--- TASK DATA ---
┄┄┄┄┄┄

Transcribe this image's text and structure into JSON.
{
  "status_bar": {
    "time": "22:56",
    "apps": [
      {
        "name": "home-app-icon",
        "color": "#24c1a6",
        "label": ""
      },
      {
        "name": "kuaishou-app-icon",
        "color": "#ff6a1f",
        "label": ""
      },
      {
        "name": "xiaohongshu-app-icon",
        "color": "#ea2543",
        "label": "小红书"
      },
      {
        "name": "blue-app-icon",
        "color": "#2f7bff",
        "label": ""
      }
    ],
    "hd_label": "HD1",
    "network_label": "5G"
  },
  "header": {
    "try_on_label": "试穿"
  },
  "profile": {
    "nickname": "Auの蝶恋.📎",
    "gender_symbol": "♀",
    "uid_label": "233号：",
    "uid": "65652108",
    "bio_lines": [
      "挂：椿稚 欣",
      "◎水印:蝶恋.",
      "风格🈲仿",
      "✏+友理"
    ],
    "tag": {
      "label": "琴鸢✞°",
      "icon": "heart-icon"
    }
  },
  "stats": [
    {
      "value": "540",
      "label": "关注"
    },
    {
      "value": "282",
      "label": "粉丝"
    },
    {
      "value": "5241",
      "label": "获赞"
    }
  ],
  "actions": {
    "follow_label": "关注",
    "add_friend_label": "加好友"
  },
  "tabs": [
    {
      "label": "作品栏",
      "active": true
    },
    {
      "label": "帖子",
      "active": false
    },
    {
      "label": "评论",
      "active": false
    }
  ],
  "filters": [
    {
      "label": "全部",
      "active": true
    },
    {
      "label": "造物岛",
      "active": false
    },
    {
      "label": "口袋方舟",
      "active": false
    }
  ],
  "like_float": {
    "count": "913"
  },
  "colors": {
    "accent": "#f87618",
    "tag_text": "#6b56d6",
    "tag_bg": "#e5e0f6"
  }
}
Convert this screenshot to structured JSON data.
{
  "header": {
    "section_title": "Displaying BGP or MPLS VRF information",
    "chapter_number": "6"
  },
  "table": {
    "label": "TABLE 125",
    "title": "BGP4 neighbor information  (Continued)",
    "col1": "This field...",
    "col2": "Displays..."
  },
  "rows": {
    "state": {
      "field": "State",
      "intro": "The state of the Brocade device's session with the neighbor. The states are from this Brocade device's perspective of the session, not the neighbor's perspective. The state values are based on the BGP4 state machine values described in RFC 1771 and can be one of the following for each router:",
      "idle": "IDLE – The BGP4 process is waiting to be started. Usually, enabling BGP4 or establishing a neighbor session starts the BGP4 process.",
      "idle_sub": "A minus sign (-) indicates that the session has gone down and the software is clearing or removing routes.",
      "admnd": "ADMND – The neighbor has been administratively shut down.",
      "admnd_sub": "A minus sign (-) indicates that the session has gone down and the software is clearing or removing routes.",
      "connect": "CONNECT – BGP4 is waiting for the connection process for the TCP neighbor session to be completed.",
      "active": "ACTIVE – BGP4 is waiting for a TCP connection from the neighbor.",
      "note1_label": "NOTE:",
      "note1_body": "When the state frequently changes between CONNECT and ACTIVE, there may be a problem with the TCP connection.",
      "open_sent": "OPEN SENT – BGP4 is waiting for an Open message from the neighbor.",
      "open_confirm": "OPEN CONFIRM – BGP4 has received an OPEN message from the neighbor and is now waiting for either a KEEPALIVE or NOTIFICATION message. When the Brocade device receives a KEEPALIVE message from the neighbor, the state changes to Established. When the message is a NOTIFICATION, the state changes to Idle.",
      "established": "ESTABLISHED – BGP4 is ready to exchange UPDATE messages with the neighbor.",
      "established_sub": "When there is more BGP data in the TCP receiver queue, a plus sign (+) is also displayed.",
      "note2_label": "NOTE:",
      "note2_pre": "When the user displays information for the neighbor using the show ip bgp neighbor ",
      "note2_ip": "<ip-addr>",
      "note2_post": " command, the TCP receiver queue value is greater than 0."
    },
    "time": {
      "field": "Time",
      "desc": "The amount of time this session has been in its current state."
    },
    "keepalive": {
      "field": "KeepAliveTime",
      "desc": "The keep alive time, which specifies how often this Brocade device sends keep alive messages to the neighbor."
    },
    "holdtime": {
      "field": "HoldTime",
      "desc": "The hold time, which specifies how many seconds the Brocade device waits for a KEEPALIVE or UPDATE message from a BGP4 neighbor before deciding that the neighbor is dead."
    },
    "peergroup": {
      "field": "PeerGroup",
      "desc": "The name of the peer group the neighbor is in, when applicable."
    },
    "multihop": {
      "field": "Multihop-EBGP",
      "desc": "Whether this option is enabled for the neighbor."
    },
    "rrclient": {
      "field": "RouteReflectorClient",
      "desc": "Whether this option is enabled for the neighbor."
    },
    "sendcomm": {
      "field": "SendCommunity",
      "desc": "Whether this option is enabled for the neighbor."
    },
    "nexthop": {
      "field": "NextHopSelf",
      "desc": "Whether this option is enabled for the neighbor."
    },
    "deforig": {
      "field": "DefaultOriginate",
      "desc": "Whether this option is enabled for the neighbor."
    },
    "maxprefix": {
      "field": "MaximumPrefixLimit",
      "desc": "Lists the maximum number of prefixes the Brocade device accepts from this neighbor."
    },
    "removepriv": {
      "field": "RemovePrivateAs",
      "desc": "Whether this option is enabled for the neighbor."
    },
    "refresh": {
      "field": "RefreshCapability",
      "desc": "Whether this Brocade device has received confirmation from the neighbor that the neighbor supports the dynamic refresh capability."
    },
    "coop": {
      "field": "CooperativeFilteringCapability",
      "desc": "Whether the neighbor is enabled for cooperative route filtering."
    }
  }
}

┄┄┄┄┄┄

--- EXERCISE DIRECTIONS ---
Extract the data in full. Keep it word for word.

--- FULL SOLUTION ---
Transcribe this image's text and structure into JSON.
{
  "status_bar": {
    "time": "22:56",
    "apps": [
      {
        "name": "home-app-icon",
        "color": "#24c1a6",
        "label": ""
      },
      {
        "name": "kuaishou-app-icon",
        "color": "#ff6a1f",
        "label": ""
      },
      {
        "name": "xiaohongshu-app-icon",
        "color": "#ea2543",
        "label": "小红书"
      },
      {
        "name": "blue-app-icon",
        "color": "#2f7bff",
        "label": ""
      }
    ],
    "hd_label": "HD1",
    "network_label": "5G"
  },
  "header": {
    "try_on_label": "试穿"
  },
  "profile": {
    "nickname": "Auの蝶恋.📎",
    "gender_symbol": "♀",
    "uid_label": "233号：",
    "uid": "65652108",
    "bio_lines": [
      "挂：椿稚 欣",
      "◎水印:蝶恋.",
      "风格🈲仿",
      "✏+友理"
    ],
    "tag": {
      "label": "琴鸢✞°",
      "icon": "heart-icon"
    }
  },
  "stats": [
    {
      "value": "540",
      "label": "关注"
    },
    {
      "value": "282",
      "label": "粉丝"
    },
    {
      "value": "5241",
      "label": "获赞"
    }
  ],
  "actions": {
    "follow_label": "关注",
    "add_friend_label": "加好友"
  },
  "tabs": [
    {
      "label": "作品栏",
      "active": true
    },
    {
      "label": "帖子",
      "active": false
    },
    {
      "label": "评论",
      "active": false
    }
  ],
  "filters": [
    {
      "label": "全部",
      "active": true
    },
    {
      "label": "造物岛",
      "active": false
    },
    {
      "label": "口袋方舟",
      "active": false
    }
  ],
  "like_float": {
    "count": "913"
  },
  "colors": {
    "accent": "#f87618",
    "tag_text": "#6b56d6",
    "tag_bg": "#e5e0f6"
  }
}
Convert this screenshot to structured JSON data.
{
  "header": {
    "section_title": "Displaying BGP or MPLS VRF information",
    "chapter_number": "6"
  },
  "table": {
    "label": "TABLE 125",
    "title": "BGP4 neighbor information  (Continued)",
    "col1": "This field...",
    "col2": "Displays..."
  },
  "rows": {
    "state": {
      "field": "State",
      "intro": "The state of the Brocade device's session with the neighbor. The states are from this Brocade device's perspective of the session, not the neighbor's perspective. The state values are based on the BGP4 state machine values described in RFC 1771 and can be one of the following for each router:",
      "idle": "IDLE – The BGP4 process is waiting to be started. Usually, enabling BGP4 or establishing a neighbor session starts the BGP4 process.",
      "idle_sub": "A minus sign (-) indicates that the session has gone down and the software is clearing or removing routes.",
      "admnd": "ADMND – The neighbor has been administratively shut down.",
      "admnd_sub": "A minus sign (-) indicates that the session has gone down and the software is clearing or removing routes.",
      "connect": "CONNECT – BGP4 is waiting for the connection process for the TCP neighbor session to be completed.",
      "active": "ACTIVE – BGP4 is waiting for a TCP connection from the neighbor.",
      "note1_label": "NOTE:",
      "note1_body": "When the state frequently changes between CONNECT and ACTIVE, there may be a problem with the TCP connection.",
      "open_sent": "OPEN SENT – BGP4 is waiting for an Open message from the neighbor.",
      "open_confirm": "OPEN CONFIRM – BGP4 has received an OPEN message from the neighbor and is now waiting for either a KEEPALIVE or NOTIFICATION message. When the Brocade device receives a KEEPALIVE message from the neighbor, the state changes to Established. When the message is a NOTIFICATION, the state changes to Idle.",
      "established": "ESTABLISHED – BGP4 is ready to exchange UPDATE messages with the neighbor.",
      "established_sub": "When there is more BGP data in the TCP receiver queue, a plus sign (+) is also displayed.",
      "note2_label": "NOTE:",
      "note2_pre": "When the user displays information for the neighbor using the show ip bgp neighbor ",
      "note2_ip": "<ip-addr>",
      "note2_post": " command, the TCP receiver queue value is greater than 0."
    },
    "time": {
      "field": "Time",
      "desc": "The amount of time this session has been in its current state."
    },
    "keepalive": {
      "field": "KeepAliveTime",
      "desc": "The keep alive time, which specifies how often this Brocade device sends keep alive messages to the neighbor."
    },
    "holdtime": {
      "field": "HoldTime",
      "desc": "The hold time, which specifies how many seconds the Brocade device waits for a KEEPALIVE or UPDATE message from a BGP4 neighbor before deciding that the neighbor is dead."
    },
    "peergroup": {
      "field": "PeerGroup",
      "desc": "The name of the peer group the neighbor is in, when applicable."
    },
    "multihop": {
      "field": "Multihop-EBGP",
      "desc": "Whether this option is enabled for the neighbor."
    },
    "rrclient": {
      "field": "RouteReflectorClient",
      "desc": "Whether this option is enabled for the neighbor."
    },
    "sendcomm": {
      "field": "SendCommunity",
      "desc": "Whether this option is enabled for the neighbor."
    },
    "nexthop": {
      "field": "NextHopSelf",
      "desc": "Whether this option is enabled for the neighbor."
    },
    "deforig": {
      "field": "DefaultOriginate",
      "desc": "Whether this option is enabled for the neighbor."
    },
    "maxprefix": {
      "field": "MaximumPrefixLimit",
      "desc": "Lists the maximum number of prefixes the Brocade device accepts from this neighbor."
    },
    "removepriv": {
      "field": "RemovePrivateAs",
      "desc": "Whether this option is enabled for the neighbor."
    },
    "refresh": {
      "field": "RefreshCapability",
      "desc": "Whether this Brocade device has received confirmation from the neighbor that the neighbor supports the dynamic refresh capability."
    },
    "coop": {
      "field": "CooperativeFilteringCapability",
      "desc": "Whether the neighbor is enabled for cooperative route filtering."
    }
  }
}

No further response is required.